((

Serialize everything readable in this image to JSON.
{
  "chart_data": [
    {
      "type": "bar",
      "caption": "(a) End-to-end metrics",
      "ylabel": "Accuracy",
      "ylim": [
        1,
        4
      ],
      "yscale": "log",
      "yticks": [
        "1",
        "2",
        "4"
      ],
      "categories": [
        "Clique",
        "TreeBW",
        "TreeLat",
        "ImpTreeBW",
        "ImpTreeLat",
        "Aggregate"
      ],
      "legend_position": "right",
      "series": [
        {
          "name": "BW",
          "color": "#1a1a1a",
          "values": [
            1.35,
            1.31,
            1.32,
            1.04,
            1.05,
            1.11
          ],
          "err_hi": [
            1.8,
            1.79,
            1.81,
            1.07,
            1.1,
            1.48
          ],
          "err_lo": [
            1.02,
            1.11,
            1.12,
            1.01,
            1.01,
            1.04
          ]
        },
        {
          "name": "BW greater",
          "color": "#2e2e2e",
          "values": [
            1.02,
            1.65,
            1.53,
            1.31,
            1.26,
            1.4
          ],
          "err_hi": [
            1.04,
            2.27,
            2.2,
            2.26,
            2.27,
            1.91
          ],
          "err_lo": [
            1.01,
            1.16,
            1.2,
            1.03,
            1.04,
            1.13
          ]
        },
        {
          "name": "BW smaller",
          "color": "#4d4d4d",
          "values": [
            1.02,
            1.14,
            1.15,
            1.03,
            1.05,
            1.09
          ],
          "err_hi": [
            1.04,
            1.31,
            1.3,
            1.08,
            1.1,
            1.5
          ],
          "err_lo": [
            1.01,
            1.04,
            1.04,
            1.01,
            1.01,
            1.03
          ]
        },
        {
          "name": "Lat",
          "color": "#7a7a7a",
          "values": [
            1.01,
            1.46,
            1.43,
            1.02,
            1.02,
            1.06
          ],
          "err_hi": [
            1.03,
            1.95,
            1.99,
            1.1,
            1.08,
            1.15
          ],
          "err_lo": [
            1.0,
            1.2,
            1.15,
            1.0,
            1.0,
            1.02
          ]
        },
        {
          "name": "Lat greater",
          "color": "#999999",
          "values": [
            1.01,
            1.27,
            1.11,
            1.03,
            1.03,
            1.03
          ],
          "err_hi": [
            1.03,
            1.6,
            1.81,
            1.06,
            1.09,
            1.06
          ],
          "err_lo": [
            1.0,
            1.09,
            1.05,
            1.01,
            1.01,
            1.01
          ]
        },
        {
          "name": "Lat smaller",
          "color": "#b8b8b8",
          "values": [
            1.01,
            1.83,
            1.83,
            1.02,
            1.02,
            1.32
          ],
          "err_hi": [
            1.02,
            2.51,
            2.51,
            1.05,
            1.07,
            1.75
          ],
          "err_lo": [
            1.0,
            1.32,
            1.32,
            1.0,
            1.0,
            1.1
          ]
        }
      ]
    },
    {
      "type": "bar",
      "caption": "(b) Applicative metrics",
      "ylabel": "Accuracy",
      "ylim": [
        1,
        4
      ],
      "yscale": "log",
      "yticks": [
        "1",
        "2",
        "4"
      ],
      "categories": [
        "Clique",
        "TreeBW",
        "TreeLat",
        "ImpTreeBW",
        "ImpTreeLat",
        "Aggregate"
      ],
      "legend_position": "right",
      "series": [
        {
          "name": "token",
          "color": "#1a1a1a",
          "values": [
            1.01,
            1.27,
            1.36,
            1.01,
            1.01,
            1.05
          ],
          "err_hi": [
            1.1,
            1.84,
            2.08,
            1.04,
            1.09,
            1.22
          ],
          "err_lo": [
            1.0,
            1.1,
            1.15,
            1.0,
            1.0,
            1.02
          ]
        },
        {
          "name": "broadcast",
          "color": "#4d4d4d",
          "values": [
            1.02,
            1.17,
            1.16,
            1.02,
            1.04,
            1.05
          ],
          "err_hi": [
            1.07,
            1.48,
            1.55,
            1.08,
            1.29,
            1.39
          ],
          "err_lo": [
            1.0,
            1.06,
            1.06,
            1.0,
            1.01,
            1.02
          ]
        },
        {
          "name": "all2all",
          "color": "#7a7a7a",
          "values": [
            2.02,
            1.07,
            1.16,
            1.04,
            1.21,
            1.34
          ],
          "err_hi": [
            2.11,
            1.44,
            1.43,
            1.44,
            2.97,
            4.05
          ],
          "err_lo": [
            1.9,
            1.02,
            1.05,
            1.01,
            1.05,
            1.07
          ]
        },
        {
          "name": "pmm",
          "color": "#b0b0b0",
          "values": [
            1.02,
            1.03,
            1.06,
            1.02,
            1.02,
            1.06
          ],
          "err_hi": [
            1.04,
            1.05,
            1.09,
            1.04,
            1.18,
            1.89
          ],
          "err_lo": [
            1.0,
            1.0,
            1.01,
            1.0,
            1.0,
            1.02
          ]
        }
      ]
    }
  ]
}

))

Copy out each line exactly.

(EXERCISE SOLUTION)
Serialize everything readable in this image to JSON.
{
  "chart_data": [
    {
      "type": "bar",
      "caption": "(a) End-to-end metrics",
      "ylabel": "Accuracy",
      "ylim": [
        1,
        4
      ],
      "yscale": "log",
      "yticks": [
        "1",
        "2",
        "4"
      ],
      "categories": [
        "Clique",
        "TreeBW",
        "TreeLat",
        "ImpTreeBW",
        "ImpTreeLat",
        "Aggregate"
      ],
      "legend_position": "right",
      "series": [
        {
          "name": "BW",
          "color": "#1a1a1a",
          "values": [
            1.35,
            1.31,
            1.32,
            1.04,
            1.05,
            1.11
          ],
          "err_hi": [
            1.8,
            1.79,
            1.81,
            1.07,
            1.1,
            1.48
          ],
          "err_lo": [
            1.02,
            1.11,
            1.12,
            1.01,
            1.01,
            1.04
          ]
        },
        {
          "name": "BW greater",
          "color": "#2e2e2e",
          "values": [
            1.02,
            1.65,
            1.53,
            1.31,
            1.26,
            1.4
          ],
          "err_hi": [
            1.04,
            2.27,
            2.2,
            2.26,
            2.27,
            1.91
          ],
          "err_lo": [
            1.01,
            1.16,
            1.2,
            1.03,
            1.04,
            1.13
          ]
        },
        {
          "name": "BW smaller",
          "color": "#4d4d4d",
          "values": [
            1.02,
            1.14,
            1.15,
            1.03,
            1.05,
            1.09
          ],
          "err_hi": [
            1.04,
            1.31,
            1.3,
            1.08,
            1.1,
            1.5
          ],
          "err_lo": [
            1.01,
            1.04,
            1.04,
            1.01,
            1.01,
            1.03
          ]
        },
        {
          "name": "Lat",
          "color": "#7a7a7a",
          "values": [
            1.01,
            1.46,
            1.43,
            1.02,
            1.02,
            1.06
          ],
          "err_hi": [
            1.03,
            1.95,
            1.99,
            1.1,
            1.08,
            1.15
          ],
          "err_lo": [
            1.0,
            1.2,
            1.15,
            1.0,
            1.0,
            1.02
          ]
        },
        {
          "name": "Lat greater",
          "color": "#999999",
          "values": [
            1.01,
            1.27,
            1.11,
            1.03,
            1.03,
            1.03
          ],
          "err_hi": [
            1.03,
            1.6,
            1.81,
            1.06,
            1.09,
            1.06
          ],
          "err_lo": [
            1.0,
            1.09,
            1.05,
            1.01,
            1.01,
            1.01
          ]
        },
        {
          "name": "Lat smaller",
          "color": "#b8b8b8",
          "values": [
            1.01,
            1.83,
            1.83,
            1.02,
            1.02,
            1.32
          ],
          "err_hi": [
            1.02,
            2.51,
            2.51,
            1.05,
            1.07,
            1.75
          ],
          "err_lo": [
            1.0,
            1.32,
            1.32,
            1.0,
            1.0,
            1.1
          ]
        }
      ]
    },
    {
      "type": "bar",
      "caption": "(b) Applicative metrics",
      "ylabel": "Accuracy",
      "ylim": [
        1,
        4
      ],
      "yscale": "log",
      "yticks": [
        "1",
        "2",
        "4"
      ],
      "categories": [
        "Clique",
        "TreeBW",
        "TreeLat",
        "ImpTreeBW",
        "ImpTreeLat",
        "Aggregate"
      ],
      "legend_position": "right",
      "series": [
        {
          "name": "token",
          "color": "#1a1a1a",
          "values": [
            1.01,
            1.27,
            1.36,
            1.01,
            1.01,
            1.05
          ],
          "err_hi": [
            1.1,
            1.84,
            2.08,
            1.04,
            1.09,
            1.22
          ],
          "err_lo": [
            1.0,
            1.1,
            1.15,
            1.0,
            1.0,
            1.02
          ]
        },
        {
          "name": "broadcast",
          "color": "#4d4d4d",
          "values": [
            1.02,
            1.17,
            1.16,
            1.02,
            1.04,
            1.05
          ],
          "err_hi": [
            1.07,
            1.48,
            1.55,
            1.08,
            1.29,
            1.39
          ],
          "err_lo": [
            1.0,
            1.06,
            1.06,
            1.0,
            1.01,
            1.02
          ]
        },
        {
          "name": "all2all",
          "color": "#7a7a7a",
          "values": [
            2.02,
            1.07,
            1.16,
            1.04,
            1.21,
            1.34
          ],
          "err_hi": [
            2.11,
            1.44,
            1.43,
            1.44,
            2.97,
            4.05
          ],
          "err_lo": [
            1.9,
            1.02,
            1.05,
            1.01,
            1.05,
            1.07
          ]
        },
        {
          "name": "pmm",
          "color": "#b0b0b0",
          "values": [
            1.02,
            1.03,
            1.06,
            1.02,
            1.02,
            1.06
          ],
          "err_hi": [
            1.04,
            1.05,
            1.09,
            1.04,
            1.18,
            1.89
          ],
          "err_lo": [
            1.0,
            1.0,
            1.01,
            1.0,
            1.0,
            1.02
          ]
        }
      ]
    }
  ]
}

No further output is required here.